### AUSGANGSTEXT:
Ingolstadt GmbH II

 

Wie kam die Luxusmauer vor Lehmanns Wohnungen?

 

Der ehemalige Ingolstädter OB, Alfred Lehmann, ist wegen Korruption vorbestraft, weil er über Bauträger Wohnungen von städtischen Tochterfirmen deutlich zu günstig erwarb. Nach Lehmanns Kauf der Studentenwohnungen ließ die städtische Tochter IFG, die er kontrollieren sollte, eine ungewöhnlich teure Lärmschutzwand vor die Wohnungen bauen, obwohl ein Gutachten der eigenen Verwaltung sich dagegen aussprach. Warum stimmten die Stadträte der weitgehend nutzlosen Wand zu?

 

Von Vinzenz Neumaier und Thomas Schuler (ProRecherche.org, 28.01.2020)

 

Wenn es um Lärmschutz geht, hebt Annemarie Schwankl ihre Stimme. Sie spricht lauter, als versuche sie den Verkehr, der vor ihrer Tür vorbeirauscht, zu übertönen. Seit knapp 38 Jahren betreiben sie und ihre Familie das ART Hotel Pfeffermühle in der Manchinger Straße. Und seit Jahrzehnten bemüht sich Schwankl um Lärmschutz für ihr Hotel - bislang vergeblich.

 

Die Anwohner der Manchinger Straße sind eigentlich an Lärm gewöhnt. Ihre Straße dient als Zubringer zur Autobahn. Etwa 28.000 Fahrzeuge rollen täglich zwischen Saturn Arena und Gewerbegebiet hin und her. Annemarie Schwankl macht das wütend.

 

Der Krach gefährde ihr Geschäft, sagt sie. Gäste des ART Hotels verlangen oft ein Zimmer zur Hofseite und – wenn sie das nicht erhalten – checken sie trotz Reservierung wieder aus. Annemarie Schwankl (Foto) will das nicht hinnehmen.

 

Sie schreibt Klagebriefe an Stadträte, das Umweltamt, die Beschwerdestelle der Stadt, die Polizei – auch an den Oberbürgermeister persönlich. Eine zufriedenstellende Antwort habe sie bisher nicht erhalten, meint Schwankl. Behörden verweisen laut Schwankl auf Richtlinien der EU, wegen derer ihnen die Hände gebunden seien.

 

 

Bürger zweier Klassen?

 

„Wir sind doch auch Bürger dieser Stadt. Warum misst die Stadt mit zweierlei Maß”, sagt Schwankl. Ihre Frage zielt auf eine Schallschutzwand ab. Diese steht auf der gegenüberliegenden Seite der Manchinger Straße etwa 400 Meter stadteinwärts. Diese Wand ist mehr als zwei Meter hoch, etwa 200 Meter lang und steht in zwei Reihen versetzt. Sie ist mit knapp 600.000 Euro mehr als doppelt so teuer wie eine gewöhnliche Schallschutzmauer, somit sozusagen die Luxusvariante einer Lärmschutzwand. Die kommunale Tochtergesellschaft Industrie- und Fördergesellschaft IFG, die die Wand 2013 erbauen ließ, beschrieb diese den Stadträten, als handle es sich dabei um ein städtebauliches Schmuckstück. Leuchtelemente aus Acrylglas und Pflaster aus Granitsteinen akzentuieren Durchgänge in der Wand. Die Schallschutzmauer soll das „Bild der südöstlichen Stadteinfahrt nachhaltig positiv prägen“, heißt es.

### DATENAUSZUG:
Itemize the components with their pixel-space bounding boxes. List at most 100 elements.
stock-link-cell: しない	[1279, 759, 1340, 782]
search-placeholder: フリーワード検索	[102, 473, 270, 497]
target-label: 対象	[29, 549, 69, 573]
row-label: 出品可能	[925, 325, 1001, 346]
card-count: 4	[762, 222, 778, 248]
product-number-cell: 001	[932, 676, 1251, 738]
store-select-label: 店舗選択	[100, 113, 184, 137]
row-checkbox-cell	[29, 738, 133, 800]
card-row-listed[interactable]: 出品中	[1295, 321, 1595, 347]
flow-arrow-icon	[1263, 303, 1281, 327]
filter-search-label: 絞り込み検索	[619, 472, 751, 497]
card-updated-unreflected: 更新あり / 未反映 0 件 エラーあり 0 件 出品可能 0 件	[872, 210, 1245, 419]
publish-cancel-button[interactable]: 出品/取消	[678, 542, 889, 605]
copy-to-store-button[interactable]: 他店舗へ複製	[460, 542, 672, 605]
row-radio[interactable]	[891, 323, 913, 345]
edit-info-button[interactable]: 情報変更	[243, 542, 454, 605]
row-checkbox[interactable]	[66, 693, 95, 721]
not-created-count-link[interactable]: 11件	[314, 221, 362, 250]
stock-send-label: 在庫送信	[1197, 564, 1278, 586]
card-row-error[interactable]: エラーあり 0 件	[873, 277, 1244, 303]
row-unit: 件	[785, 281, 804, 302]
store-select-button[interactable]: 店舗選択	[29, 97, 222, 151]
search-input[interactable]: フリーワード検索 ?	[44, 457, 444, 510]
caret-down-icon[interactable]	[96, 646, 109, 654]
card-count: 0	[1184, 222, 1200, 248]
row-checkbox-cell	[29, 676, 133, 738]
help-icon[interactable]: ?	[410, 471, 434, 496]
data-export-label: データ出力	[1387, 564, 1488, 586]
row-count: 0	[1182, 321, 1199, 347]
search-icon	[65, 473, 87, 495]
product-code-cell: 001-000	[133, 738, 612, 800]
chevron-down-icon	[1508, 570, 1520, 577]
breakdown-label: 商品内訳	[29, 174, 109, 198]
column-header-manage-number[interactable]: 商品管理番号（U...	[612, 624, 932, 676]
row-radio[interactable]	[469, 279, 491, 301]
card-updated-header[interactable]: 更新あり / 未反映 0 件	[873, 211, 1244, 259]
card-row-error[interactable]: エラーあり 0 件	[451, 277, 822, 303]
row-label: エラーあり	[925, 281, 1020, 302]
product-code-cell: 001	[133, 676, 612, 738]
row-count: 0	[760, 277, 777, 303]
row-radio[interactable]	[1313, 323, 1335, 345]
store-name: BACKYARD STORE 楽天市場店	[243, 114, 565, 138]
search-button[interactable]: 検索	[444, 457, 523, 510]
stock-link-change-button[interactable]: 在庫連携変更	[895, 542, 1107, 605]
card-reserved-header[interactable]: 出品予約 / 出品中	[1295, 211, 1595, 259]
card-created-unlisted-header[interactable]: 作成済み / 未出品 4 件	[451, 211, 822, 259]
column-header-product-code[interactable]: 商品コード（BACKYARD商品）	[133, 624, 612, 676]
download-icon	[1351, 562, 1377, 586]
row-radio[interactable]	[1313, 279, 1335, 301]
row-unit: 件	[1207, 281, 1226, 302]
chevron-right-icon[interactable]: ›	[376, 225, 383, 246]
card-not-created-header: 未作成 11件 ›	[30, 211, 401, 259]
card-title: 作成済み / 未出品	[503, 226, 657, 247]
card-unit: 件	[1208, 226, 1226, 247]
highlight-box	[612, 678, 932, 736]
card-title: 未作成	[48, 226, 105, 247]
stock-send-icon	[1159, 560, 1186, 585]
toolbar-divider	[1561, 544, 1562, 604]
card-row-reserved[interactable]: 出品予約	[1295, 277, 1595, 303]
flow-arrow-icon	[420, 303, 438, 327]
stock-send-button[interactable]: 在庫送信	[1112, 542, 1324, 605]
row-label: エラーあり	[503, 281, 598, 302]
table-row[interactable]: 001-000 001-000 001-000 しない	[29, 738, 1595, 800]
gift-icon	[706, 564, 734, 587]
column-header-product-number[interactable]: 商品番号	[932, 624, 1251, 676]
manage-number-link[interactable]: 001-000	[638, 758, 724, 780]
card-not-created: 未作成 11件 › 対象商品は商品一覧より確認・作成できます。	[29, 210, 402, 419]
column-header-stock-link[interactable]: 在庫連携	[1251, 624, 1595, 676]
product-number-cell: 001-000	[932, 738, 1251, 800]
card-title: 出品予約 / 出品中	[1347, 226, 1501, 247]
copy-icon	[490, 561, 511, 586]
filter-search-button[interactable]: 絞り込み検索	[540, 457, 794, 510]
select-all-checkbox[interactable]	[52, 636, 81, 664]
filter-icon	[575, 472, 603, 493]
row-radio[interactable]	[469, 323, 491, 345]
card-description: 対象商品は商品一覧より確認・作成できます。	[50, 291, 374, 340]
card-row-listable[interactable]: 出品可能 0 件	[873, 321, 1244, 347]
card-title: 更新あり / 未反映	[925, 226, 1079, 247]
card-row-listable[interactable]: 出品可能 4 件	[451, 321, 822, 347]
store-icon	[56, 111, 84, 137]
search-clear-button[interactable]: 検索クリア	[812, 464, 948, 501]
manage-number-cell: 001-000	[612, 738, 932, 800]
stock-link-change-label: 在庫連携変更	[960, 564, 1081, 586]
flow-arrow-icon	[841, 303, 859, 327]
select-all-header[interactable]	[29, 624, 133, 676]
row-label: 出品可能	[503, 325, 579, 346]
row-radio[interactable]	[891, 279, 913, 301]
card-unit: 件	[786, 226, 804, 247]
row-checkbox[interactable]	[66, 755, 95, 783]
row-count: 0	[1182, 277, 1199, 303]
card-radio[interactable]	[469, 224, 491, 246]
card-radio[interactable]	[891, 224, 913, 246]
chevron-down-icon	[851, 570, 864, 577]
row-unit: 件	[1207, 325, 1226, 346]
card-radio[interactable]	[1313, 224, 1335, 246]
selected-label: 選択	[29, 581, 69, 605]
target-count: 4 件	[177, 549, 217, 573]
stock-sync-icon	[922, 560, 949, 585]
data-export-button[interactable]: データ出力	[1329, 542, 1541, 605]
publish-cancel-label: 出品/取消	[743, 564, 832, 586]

### ZIEL DER AUFGABE:
Zähle bitte alle Adressaten auf, denen Annemarie Schwankl laut Ausgangstext Klagebriefe schreibt.

### SCHRIFTLICHE LÖSUNG:
- die Stadträte
- das Umweltamt
- die Beschwerdestelle der Stadt
- die Polizei
- der Oberbürgermeister persönlich